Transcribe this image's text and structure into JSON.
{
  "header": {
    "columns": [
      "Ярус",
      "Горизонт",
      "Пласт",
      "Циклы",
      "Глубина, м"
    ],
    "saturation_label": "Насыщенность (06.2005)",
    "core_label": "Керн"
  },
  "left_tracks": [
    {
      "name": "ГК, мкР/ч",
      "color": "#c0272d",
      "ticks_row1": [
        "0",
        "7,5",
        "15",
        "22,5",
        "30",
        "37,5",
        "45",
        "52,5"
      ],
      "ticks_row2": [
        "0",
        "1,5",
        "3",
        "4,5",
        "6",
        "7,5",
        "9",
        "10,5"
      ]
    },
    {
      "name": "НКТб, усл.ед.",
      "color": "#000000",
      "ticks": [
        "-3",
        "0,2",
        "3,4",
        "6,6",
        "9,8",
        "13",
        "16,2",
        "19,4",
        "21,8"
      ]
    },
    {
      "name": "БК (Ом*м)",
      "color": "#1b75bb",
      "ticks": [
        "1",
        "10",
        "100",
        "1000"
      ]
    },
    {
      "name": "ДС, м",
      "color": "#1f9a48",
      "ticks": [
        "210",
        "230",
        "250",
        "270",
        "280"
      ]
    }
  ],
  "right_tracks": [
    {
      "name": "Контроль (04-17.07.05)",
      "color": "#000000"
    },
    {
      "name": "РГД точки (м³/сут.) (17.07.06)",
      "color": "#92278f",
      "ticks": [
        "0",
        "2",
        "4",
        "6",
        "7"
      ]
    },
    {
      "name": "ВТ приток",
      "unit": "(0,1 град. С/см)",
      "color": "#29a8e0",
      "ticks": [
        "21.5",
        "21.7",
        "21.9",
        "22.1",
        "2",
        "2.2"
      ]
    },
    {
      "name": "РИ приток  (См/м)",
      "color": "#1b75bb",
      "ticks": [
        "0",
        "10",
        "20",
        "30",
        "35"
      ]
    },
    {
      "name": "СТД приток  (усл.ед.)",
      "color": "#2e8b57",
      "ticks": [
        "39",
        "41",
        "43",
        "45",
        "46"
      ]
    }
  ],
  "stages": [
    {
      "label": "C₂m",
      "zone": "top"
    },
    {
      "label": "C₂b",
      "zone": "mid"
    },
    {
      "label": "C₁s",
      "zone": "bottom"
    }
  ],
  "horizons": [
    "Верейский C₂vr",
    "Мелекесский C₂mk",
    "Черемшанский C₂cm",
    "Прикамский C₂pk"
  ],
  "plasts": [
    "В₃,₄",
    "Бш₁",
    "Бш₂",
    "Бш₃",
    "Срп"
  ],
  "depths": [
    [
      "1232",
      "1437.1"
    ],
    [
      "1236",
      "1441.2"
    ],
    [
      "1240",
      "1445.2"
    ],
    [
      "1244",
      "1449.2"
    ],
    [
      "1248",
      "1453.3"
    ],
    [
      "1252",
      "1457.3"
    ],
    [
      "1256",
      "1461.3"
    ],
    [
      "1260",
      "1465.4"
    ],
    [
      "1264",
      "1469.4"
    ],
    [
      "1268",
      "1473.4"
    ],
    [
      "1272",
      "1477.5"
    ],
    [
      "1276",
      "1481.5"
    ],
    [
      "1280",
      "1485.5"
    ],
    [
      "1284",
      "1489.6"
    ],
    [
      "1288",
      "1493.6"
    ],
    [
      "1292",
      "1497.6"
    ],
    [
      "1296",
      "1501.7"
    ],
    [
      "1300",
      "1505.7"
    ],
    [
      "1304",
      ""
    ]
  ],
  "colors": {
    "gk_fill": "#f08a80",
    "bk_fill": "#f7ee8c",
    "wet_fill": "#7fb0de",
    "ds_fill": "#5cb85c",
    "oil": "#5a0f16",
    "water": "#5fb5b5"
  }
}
----------------------------------------
Do this
Print the records above in full, exactly.

Written answer
Transcribe this image's text and structure into JSON.
{
  "header": {
    "columns": [
      "Ярус",
      "Горизонт",
      "Пласт",
      "Циклы",
      "Глубина, м"
    ],
    "saturation_label": "Насыщенность (06.2005)",
    "core_label": "Керн"
  },
  "left_tracks": [
    {
      "name": "ГК, мкР/ч",
      "color": "#c0272d",
      "ticks_row1": [
        "0",
        "7,5",
        "15",
        "22,5",
        "30",
        "37,5",
        "45",
        "52,5"
      ],
      "ticks_row2": [
        "0",
        "1,5",
        "3",
        "4,5",
        "6",
        "7,5",
        "9",
        "10,5"
      ]
    },
    {
      "name": "НКТб, усл.ед.",
      "color": "#000000",
      "ticks": [
        "-3",
        "0,2",
        "3,4",
        "6,6",
        "9,8",
        "13",
        "16,2",
        "19,4",
        "21,8"
      ]
    },
    {
      "name": "БК (Ом*м)",
      "color": "#1b75bb",
      "ticks": [
        "1",
        "10",
        "100",
        "1000"
      ]
    },
    {
      "name": "ДС, м",
      "color": "#1f9a48",
      "ticks": [
        "210",
        "230",
        "250",
        "270",
        "280"
      ]
    }
  ],
  "right_tracks": [
    {
      "name": "Контроль (04-17.07.05)",
      "color": "#000000"
    },
    {
      "name": "РГД точки (м³/сут.) (17.07.06)",
      "color": "#92278f",
      "ticks": [
        "0",
        "2",
        "4",
        "6",
        "7"
      ]
    },
    {
      "name": "ВТ приток",
      "unit": "(0,1 град. С/см)",
      "color": "#29a8e0",
      "ticks": [
        "21.5",
        "21.7",
        "21.9",
        "22.1",
        "2",
        "2.2"
      ]
    },
    {
      "name": "РИ приток  (См/м)",
      "color": "#1b75bb",
      "ticks": [
        "0",
        "10",
        "20",
        "30",
        "35"
      ]
    },
    {
      "name": "СТД приток  (усл.ед.)",
      "color": "#2e8b57",
      "ticks": [
        "39",
        "41",
        "43",
        "45",
        "46"
      ]
    }
  ],
  "stages": [
    {
      "label": "C₂m",
      "zone": "top"
    },
    {
      "label": "C₂b",
      "zone": "mid"
    },
    {
      "label": "C₁s",
      "zone": "bottom"
    }
  ],
  "horizons": [
    "Верейский C₂vr",
    "Мелекесский C₂mk",
    "Черемшанский C₂cm",
    "Прикамский C₂pk"
  ],
  "plasts": [
    "В₃,₄",
    "Бш₁",
    "Бш₂",
    "Бш₃",
    "Срп"
  ],
  "depths": [
    [
      "1232",
      "1437.1"
    ],
    [
      "1236",
      "1441.2"
    ],
    [
      "1240",
      "1445.2"
    ],
    [
      "1244",
      "1449.2"
    ],
    [
      "1248",
      "1453.3"
    ],
    [
      "1252",
      "1457.3"
    ],
    [
      "1256",
      "1461.3"
    ],
    [
      "1260",
      "1465.4"
    ],
    [
      "1264",
      "1469.4"
    ],
    [
      "1268",
      "1473.4"
    ],
    [
      "1272",
      "1477.5"
    ],
    [
      "1276",
      "1481.5"
    ],
    [
      "1280",
      "1485.5"
    ],
    [
      "1284",
      "1489.6"
    ],
    [
      "1288",
      "1493.6"
    ],
    [
      "1292",
      "1497.6"
    ],
    [
      "1296",
      "1501.7"
    ],
    [
      "1300",
      "1505.7"
    ],
    [
      "1304",
      ""
    ]
  ],
  "colors": {
    "gk_fill": "#f08a80",
    "bk_fill": "#f7ee8c",
    "wet_fill": "#7fb0de",
    "ds_fill": "#5cb85c",
    "oil": "#5a0f16",
    "water": "#5fb5b5"
  }
}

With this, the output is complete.